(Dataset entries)
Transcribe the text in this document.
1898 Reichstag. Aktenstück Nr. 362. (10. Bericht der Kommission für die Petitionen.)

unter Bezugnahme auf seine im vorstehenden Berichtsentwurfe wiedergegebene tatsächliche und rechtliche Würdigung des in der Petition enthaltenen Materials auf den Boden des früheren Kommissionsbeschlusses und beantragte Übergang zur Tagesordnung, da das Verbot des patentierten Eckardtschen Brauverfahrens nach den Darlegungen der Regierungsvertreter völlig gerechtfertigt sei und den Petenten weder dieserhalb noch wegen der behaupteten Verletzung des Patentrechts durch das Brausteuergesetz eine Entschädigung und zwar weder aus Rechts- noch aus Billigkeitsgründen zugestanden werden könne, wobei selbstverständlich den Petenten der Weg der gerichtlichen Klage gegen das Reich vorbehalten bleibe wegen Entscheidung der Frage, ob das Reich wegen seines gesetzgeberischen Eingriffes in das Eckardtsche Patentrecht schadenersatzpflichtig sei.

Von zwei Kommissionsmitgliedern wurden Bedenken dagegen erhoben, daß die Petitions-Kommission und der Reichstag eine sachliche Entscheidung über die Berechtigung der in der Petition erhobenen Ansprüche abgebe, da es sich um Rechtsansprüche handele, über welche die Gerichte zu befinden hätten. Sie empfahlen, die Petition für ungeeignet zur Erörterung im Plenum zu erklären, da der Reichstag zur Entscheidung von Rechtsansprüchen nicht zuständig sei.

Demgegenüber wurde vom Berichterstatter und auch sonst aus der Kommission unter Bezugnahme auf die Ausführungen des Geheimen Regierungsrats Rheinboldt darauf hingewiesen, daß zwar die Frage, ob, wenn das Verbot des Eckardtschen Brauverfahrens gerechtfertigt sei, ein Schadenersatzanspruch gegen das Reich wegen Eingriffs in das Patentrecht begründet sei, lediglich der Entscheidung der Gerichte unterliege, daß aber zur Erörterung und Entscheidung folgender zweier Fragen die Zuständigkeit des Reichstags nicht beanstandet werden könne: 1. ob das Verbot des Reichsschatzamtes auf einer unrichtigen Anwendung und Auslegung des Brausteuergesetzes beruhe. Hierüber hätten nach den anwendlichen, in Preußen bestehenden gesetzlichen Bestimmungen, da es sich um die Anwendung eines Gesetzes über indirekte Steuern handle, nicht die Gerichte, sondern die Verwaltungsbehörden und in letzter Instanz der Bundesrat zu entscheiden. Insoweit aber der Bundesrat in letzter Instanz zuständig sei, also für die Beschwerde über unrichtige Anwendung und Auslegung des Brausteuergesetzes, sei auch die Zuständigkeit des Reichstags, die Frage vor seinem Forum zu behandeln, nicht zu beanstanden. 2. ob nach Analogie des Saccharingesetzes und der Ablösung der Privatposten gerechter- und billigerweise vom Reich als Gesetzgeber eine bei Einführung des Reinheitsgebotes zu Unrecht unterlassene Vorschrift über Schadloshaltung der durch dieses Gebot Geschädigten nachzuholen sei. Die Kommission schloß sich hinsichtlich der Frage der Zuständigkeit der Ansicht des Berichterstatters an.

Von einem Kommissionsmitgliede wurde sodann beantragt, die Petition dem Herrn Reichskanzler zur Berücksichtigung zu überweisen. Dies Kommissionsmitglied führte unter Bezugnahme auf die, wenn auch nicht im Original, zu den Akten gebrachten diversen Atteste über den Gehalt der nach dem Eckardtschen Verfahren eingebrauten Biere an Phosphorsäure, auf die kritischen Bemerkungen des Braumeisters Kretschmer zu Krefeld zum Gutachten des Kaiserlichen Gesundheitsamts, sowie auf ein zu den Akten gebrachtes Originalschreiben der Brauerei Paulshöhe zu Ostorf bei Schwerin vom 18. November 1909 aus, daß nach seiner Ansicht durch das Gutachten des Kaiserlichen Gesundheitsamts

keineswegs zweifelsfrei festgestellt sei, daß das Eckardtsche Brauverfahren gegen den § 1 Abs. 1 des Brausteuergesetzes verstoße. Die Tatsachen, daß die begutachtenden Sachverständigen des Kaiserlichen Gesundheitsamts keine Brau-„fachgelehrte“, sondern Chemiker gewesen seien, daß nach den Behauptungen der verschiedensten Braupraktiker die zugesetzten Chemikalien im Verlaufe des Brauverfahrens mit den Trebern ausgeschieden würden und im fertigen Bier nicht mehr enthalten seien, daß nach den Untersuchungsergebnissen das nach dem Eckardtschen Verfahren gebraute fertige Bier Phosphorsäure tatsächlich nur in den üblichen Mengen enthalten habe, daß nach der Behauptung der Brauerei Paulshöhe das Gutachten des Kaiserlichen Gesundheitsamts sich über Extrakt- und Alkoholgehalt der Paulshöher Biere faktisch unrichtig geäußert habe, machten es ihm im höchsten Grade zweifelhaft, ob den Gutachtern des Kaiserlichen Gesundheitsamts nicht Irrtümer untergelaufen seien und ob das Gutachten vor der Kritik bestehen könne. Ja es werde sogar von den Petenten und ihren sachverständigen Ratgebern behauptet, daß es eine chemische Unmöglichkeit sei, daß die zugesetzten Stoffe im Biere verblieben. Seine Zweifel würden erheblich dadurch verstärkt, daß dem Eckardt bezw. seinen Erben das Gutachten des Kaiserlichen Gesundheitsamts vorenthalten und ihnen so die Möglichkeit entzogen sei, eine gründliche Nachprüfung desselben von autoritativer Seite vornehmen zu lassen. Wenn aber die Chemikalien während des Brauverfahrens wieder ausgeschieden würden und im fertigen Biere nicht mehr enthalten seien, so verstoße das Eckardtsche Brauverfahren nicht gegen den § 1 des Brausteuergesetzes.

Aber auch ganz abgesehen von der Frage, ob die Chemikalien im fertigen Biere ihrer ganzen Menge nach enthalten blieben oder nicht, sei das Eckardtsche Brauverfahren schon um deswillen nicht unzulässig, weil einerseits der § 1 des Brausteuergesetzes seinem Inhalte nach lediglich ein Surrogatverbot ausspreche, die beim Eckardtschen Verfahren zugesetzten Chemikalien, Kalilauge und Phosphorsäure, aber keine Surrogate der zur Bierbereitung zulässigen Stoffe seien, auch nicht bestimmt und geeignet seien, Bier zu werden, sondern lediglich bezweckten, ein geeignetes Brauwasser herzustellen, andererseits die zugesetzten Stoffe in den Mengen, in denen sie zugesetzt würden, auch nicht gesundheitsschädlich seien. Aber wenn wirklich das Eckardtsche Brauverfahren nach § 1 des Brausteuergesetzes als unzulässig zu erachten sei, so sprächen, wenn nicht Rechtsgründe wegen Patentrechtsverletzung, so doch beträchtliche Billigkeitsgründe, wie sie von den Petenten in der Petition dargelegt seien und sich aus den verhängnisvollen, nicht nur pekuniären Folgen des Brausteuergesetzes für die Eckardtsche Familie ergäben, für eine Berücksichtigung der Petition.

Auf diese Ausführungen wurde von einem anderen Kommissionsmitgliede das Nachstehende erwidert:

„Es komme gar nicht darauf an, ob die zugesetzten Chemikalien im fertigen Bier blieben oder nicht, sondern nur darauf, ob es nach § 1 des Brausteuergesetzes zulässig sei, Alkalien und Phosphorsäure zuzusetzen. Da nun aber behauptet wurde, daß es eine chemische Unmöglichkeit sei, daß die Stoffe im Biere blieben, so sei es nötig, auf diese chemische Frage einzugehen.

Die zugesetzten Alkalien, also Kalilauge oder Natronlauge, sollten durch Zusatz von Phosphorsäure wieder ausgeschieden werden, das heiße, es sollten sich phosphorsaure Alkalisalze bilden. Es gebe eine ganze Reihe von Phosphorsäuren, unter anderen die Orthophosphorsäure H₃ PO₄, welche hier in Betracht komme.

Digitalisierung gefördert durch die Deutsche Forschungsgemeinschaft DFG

→ GIVEN REQUEST
Search the records for the word "chemische", then list every line that has it.

→ SOLUTION
keineswegs zweifelsfrei festgestellt sei, daß das Eckardtsche Brauverfahren gegen den § 1 Abs. 1 des Brausteuergesetzes verstoße. Die Tatsachen, daß die begutachtenden Sachverständigen des Kaiserlichen Gesundheitsamts keine Brau-„fachgelehrte“, sondern Chemiker gewesen seien, daß nach den Behauptungen der verschiedensten Braupraktiker die zugesetzten Chemikalien im Verlaufe des Brauverfahrens mit den Trebern ausgeschieden würden und im fertigen Bier nicht mehr enthalten seien, daß nach den Untersuchungsergebnissen das nach dem Eckardtschen Verfahren gebraute fertige Bier Phosphorsäure tatsächlich nur in den üblichen Mengen enthalten habe, daß nach der Behauptung der Brauerei Paulshöhe das Gutachten des Kaiserlichen Gesundheitsamts sich über Extrakt- und Alkoholgehalt der Paulshöher Biere faktisch unrichtig geäußert habe, machten es ihm im höchsten Grade zweifelhaft, ob den Gutachtern des Kaiserlichen Gesundheitsamts nicht Irrtümer untergelaufen seien und ob das Gutachten vor der Kritik bestehen könne. Ja es werde sogar von den Petenten und ihren sachverständigen Ratgebern behauptet, daß es eine chemische Unmöglichkeit sei, daß die zugesetzten Stoffe im Biere verblieben. Seine Zweifel würden erheblich dadurch verstärkt, daß dem Eckardt bezw. seinen Erben das Gutachten des Kaiserlichen Gesundheitsamts vorenthalten und ihnen so die Möglichkeit entzogen sei, eine gründliche Nachprüfung desselben von autoritativer Seite vornehmen zu lassen. Wenn aber die Chemikalien während des Brauverfahrens wieder ausgeschieden würden und im fertigen Biere nicht mehr enthalten seien, so verstoße das Eckardtsche Brauverfahren nicht gegen den § 1 des Brausteuergesetzes.
„Es komme gar nicht darauf an, ob die zugesetzten Chemikalien im fertigen Bier blieben oder nicht, sondern nur darauf, ob es nach § 1 des Brausteuergesetzes zulässig sei, Alkalien und Phosphorsäure zuzusetzen. Da nun aber behauptet wurde, daß es eine chemische Unmöglichkeit sei, daß die Stoffe im Biere blieben, so sei es nötig, auf diese chemische Frage einzugehen.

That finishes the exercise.